Copy the data exactly as it appears, and do not include any pictures.

──────── Recorded data

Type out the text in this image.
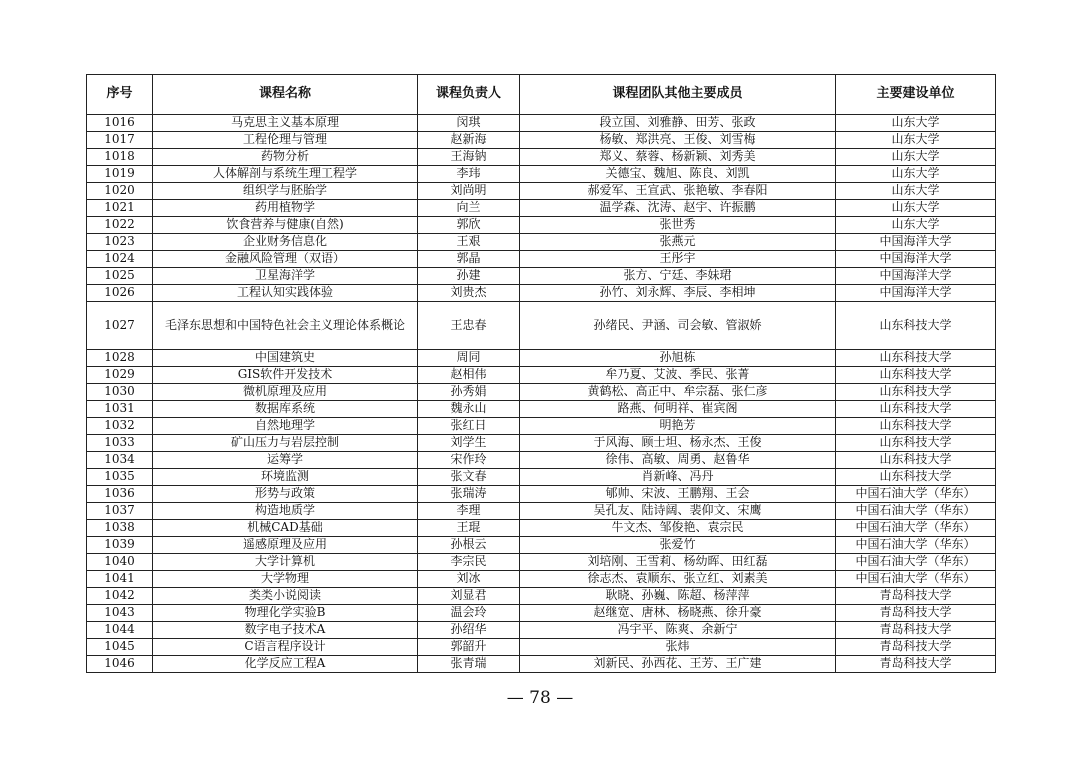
序号	课程名称	课程负责人	课程团队其他主要成员	主要建设单位
1016	马克思主义基本原理	闵琪	段立国、刘雅静、田芳、张政	山东大学
1017	工程伦理与管理	赵新海	杨敏、郑洪亮、王俊、刘雪梅	山东大学
1018	药物分析	王海钠	郑义、蔡蓉、杨新颖、刘秀美	山东大学
1019	人体解剖与系统生理工程学	李玮	关德宝、魏旭、陈良、刘凯	山东大学
1020	组织学与胚胎学	刘尚明	郝爱军、王宣武、张艳敏、李春阳	山东大学
1021	药用植物学	向兰	温学森、沈涛、赵宇、许振鹏	山东大学
1022	饮食营养与健康(自然)	郭欣	张世秀	山东大学
1023	企业财务信息化	王艰	张燕元	中国海洋大学
1024	金融风险管理（双语）	郭晶	王彤宇	中国海洋大学
1025	卫星海洋学	孙建	张方、宁廷、李妹珺	中国海洋大学
1026	工程认知实践体验	刘贵杰	孙竹、刘永辉、李辰、李相坤	中国海洋大学
1027	毛泽东思想和中国特色社会主义理论体系概论	王忠春	孙绪民、尹涵、司会敏、管淑娇	山东科技大学
1028	中国建筑史	周同	孙旭栋	山东科技大学
1029	GIS软件开发技术	赵相伟	牟乃夏、艾波、季民、张菁	山东科技大学
1030	微机原理及应用	孙秀娟	黄鹤松、高正中、牟宗磊、张仁彦	山东科技大学
1031	数据库系统	魏永山	路燕、何明祥、崔宾阁	山东科技大学
1032	自然地理学	张红日	明艳芳	山东科技大学
1033	矿山压力与岩层控制	刘学生	于风海、顾士坦、杨永杰、王俊	山东科技大学
1034	运筹学	宋作玲	徐伟、高敏、周勇、赵鲁华	山东科技大学
1035	环境监测	张文春	肖新峰、冯丹	山东科技大学
1036	形势与政策	张瑞涛	郇帅、宋波、王鹏翔、王会	中国石油大学（华东）
1037	构造地质学	李理	吴孔友、陆诗阔、裴仰文、宋鹰	中国石油大学（华东）
1038	机械CAD基础	王琨	牛文杰、邹俊艳、袁宗民	中国石油大学（华东）
1039	遥感原理及应用	孙根云	张爱竹	中国石油大学（华东）
1040	大学计算机	李宗民	刘培刚、王雪莉、杨幼晖、田红磊	中国石油大学（华东）
1041	大学物理	刘冰	徐志杰、袁顺东、张立红、刘素美	中国石油大学（华东）
1042	类类小说阅读	刘显君	耿晓、孙巍、陈超、杨萍萍	青岛科技大学
1043	物理化学实验B	温会玲	赵继宽、唐林、杨晓燕、徐升豪	青岛科技大学
1044	数字电子技术A	孙绍华	冯宇平、陈爽、余新宁	青岛科技大学
1045	C语言程序设计	郭韶升	张炜	青岛科技大学
1046	化学反应工程A	张青瑞	刘新民、孙西花、王芳、王广建	青岛科技大学
— 78 —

────────────────

Full output:
Type out the text in this image.
序号	课程名称	课程负责人	课程团队其他主要成员	主要建设单位
1016	马克思主义基本原理	闵琪	段立国、刘雅静、田芳、张政	山东大学
1017	工程伦理与管理	赵新海	杨敏、郑洪亮、王俊、刘雪梅	山东大学
1018	药物分析	王海钠	郑义、蔡蓉、杨新颖、刘秀美	山东大学
1019	人体解剖与系统生理工程学	李玮	关德宝、魏旭、陈良、刘凯	山东大学
1020	组织学与胚胎学	刘尚明	郝爱军、王宣武、张艳敏、李春阳	山东大学
1021	药用植物学	向兰	温学森、沈涛、赵宇、许振鹏	山东大学
1022	饮食营养与健康(自然)	郭欣	张世秀	山东大学
1023	企业财务信息化	王艰	张燕元	中国海洋大学
1024	金融风险管理（双语）	郭晶	王彤宇	中国海洋大学
1025	卫星海洋学	孙建	张方、宁廷、李妹珺	中国海洋大学
1026	工程认知实践体验	刘贵杰	孙竹、刘永辉、李辰、李相坤	中国海洋大学
1027	毛泽东思想和中国特色社会主义理论体系概论	王忠春	孙绪民、尹涵、司会敏、管淑娇	山东科技大学
1028	中国建筑史	周同	孙旭栋	山东科技大学
1029	GIS软件开发技术	赵相伟	牟乃夏、艾波、季民、张菁	山东科技大学
1030	微机原理及应用	孙秀娟	黄鹤松、高正中、牟宗磊、张仁彦	山东科技大学
1031	数据库系统	魏永山	路燕、何明祥、崔宾阁	山东科技大学
1032	自然地理学	张红日	明艳芳	山东科技大学
1033	矿山压力与岩层控制	刘学生	于风海、顾士坦、杨永杰、王俊	山东科技大学
1034	运筹学	宋作玲	徐伟、高敏、周勇、赵鲁华	山东科技大学
1035	环境监测	张文春	肖新峰、冯丹	山东科技大学
1036	形势与政策	张瑞涛	郇帅、宋波、王鹏翔、王会	中国石油大学（华东）
1037	构造地质学	李理	吴孔友、陆诗阔、裴仰文、宋鹰	中国石油大学（华东）
1038	机械CAD基础	王琨	牛文杰、邹俊艳、袁宗民	中国石油大学（华东）
1039	遥感原理及应用	孙根云	张爱竹	中国石油大学（华东）
1040	大学计算机	李宗民	刘培刚、王雪莉、杨幼晖、田红磊	中国石油大学（华东）
1041	大学物理	刘冰	徐志杰、袁顺东、张立红、刘素美	中国石油大学（华东）
1042	类类小说阅读	刘显君	耿晓、孙巍、陈超、杨萍萍	青岛科技大学
1043	物理化学实验B	温会玲	赵继宽、唐林、杨晓燕、徐升豪	青岛科技大学
1044	数字电子技术A	孙绍华	冯宇平、陈爽、余新宁	青岛科技大学
1045	C语言程序设计	郭韶升	张炜	青岛科技大学
1046	化学反应工程A	张青瑞	刘新民、孙西花、王芳、王广建	青岛科技大学
— 78 —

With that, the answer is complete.